Stated exercise » Which lines in the records below contain the word "teaches"? Copy each one out.

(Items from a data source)
★ ★ ★ ★

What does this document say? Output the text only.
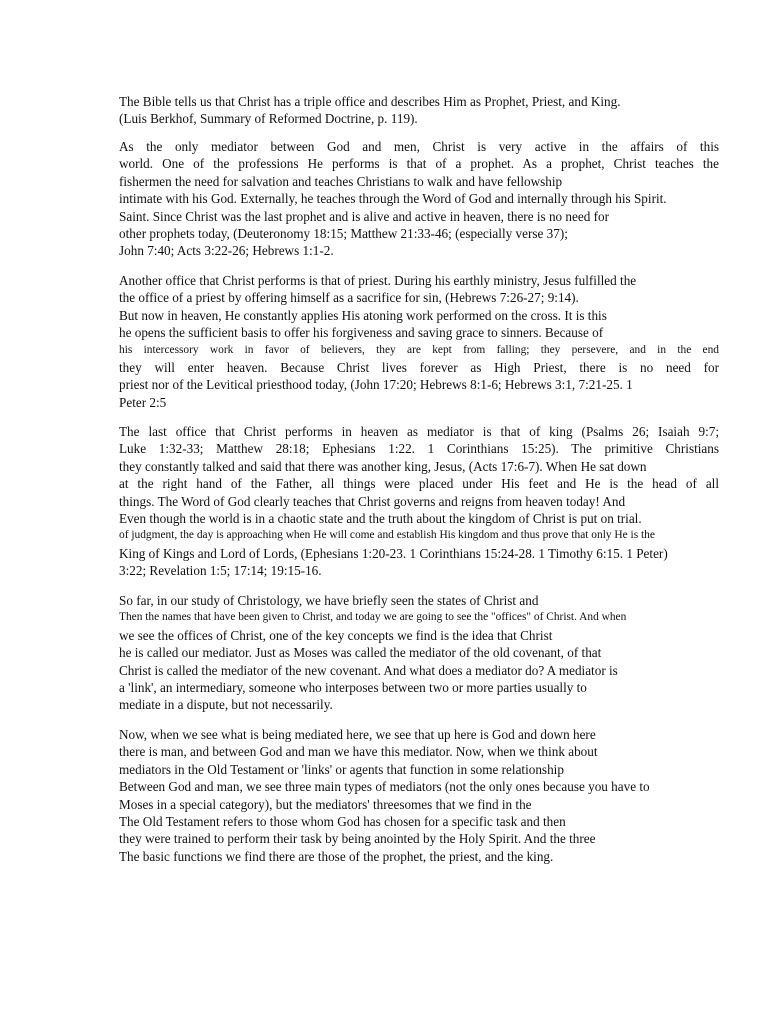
The Bible tells us that Christ has a triple office and describes Him as Prophet, Priest, and King.
(Luis Berkhof, Summary of Reformed Doctrine, p. 119).
As the only mediator between God and men, Christ is very active in the affairs of this
world. One of the professions He performs is that of a prophet. As a prophet, Christ teaches the
fishermen the need for salvation and teaches Christians to walk and have fellowship
intimate with his God. Externally, he teaches through the Word of God and internally through his Spirit.
Saint. Since Christ was the last prophet and is alive and active in heaven, there is no need for
other prophets today, (Deuteronomy 18:15; Matthew 21:33-46; (especially verse 37);
John 7:40; Acts 3:22-26; Hebrews 1:1-2.
Another office that Christ performs is that of priest. During his earthly ministry, Jesus fulfilled the
the office of a priest by offering himself as a sacrifice for sin, (Hebrews 7:26-27; 9:14).
But now in heaven, He constantly applies His atoning work performed on the cross. It is this
he opens the sufficient basis to offer his forgiveness and saving grace to sinners. Because of
his intercessory work in favor of believers, they are kept from falling; they persevere, and in the end
they will enter heaven. Because Christ lives forever as High Priest, there is no need for
priest nor of the Levitical priesthood today, (John 17:20; Hebrews 8:1-6; Hebrews 3:1, 7:21-25. 1
Peter 2:5
The last office that Christ performs in heaven as mediator is that of king (Psalms 26; Isaiah 9:7;
Luke 1:32-33; Matthew 28:18; Ephesians 1:22. 1 Corinthians 15:25). The primitive Christians
they constantly talked and said that there was another king, Jesus, (Acts 17:6-7). When He sat down
at the right hand of the Father, all things were placed under His feet and He is the head of all
things. The Word of God clearly teaches that Christ governs and reigns from heaven today! And
Even though the world is in a chaotic state and the truth about the kingdom of Christ is put on trial.
of judgment, the day is approaching when He will come and establish His kingdom and thus prove that only He is the
King of Kings and Lord of Lords, (Ephesians 1:20-23. 1 Corinthians 15:24-28. 1 Timothy 6:15. 1 Peter)
3:22; Revelation 1:5; 17:14; 19:15-16.
So far, in our study of Christology, we have briefly seen the states of Christ and
Then the names that have been given to Christ, and today we are going to see the "offices" of Christ. And when
we see the offices of Christ, one of the key concepts we find is the idea that Christ
he is called our mediator. Just as Moses was called the mediator of the old covenant, of that
Christ is called the mediator of the new covenant. And what does a mediator do? A mediator is
a 'link', an intermediary, someone who interposes between two or more parties usually to
mediate in a dispute, but not necessarily.
Now, when we see what is being mediated here, we see that up here is God and down here
there is man, and between God and man we have this mediator. Now, when we think about
mediators in the Old Testament or 'links' or agents that function in some relationship
Between God and man, we see three main types of mediators (not the only ones because you have to
Moses in a special category), but the mediators' threesomes that we find in the
The Old Testament refers to those whom God has chosen for a specific task and then
they were trained to perform their task by being anointed by the Holy Spirit. And the three
The basic functions we find there are those of the prophet, the priest, and the king.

★ ★ ★ ★

Result »
world. One of the professions He performs is that of a prophet. As a prophet, Christ teaches the
fishermen the need for salvation and teaches Christians to walk and have fellowship
intimate with his God. Externally, he teaches through the Word of God and internally through his Spirit.
things. The Word of God clearly teaches that Christ governs and reigns from heaven today! And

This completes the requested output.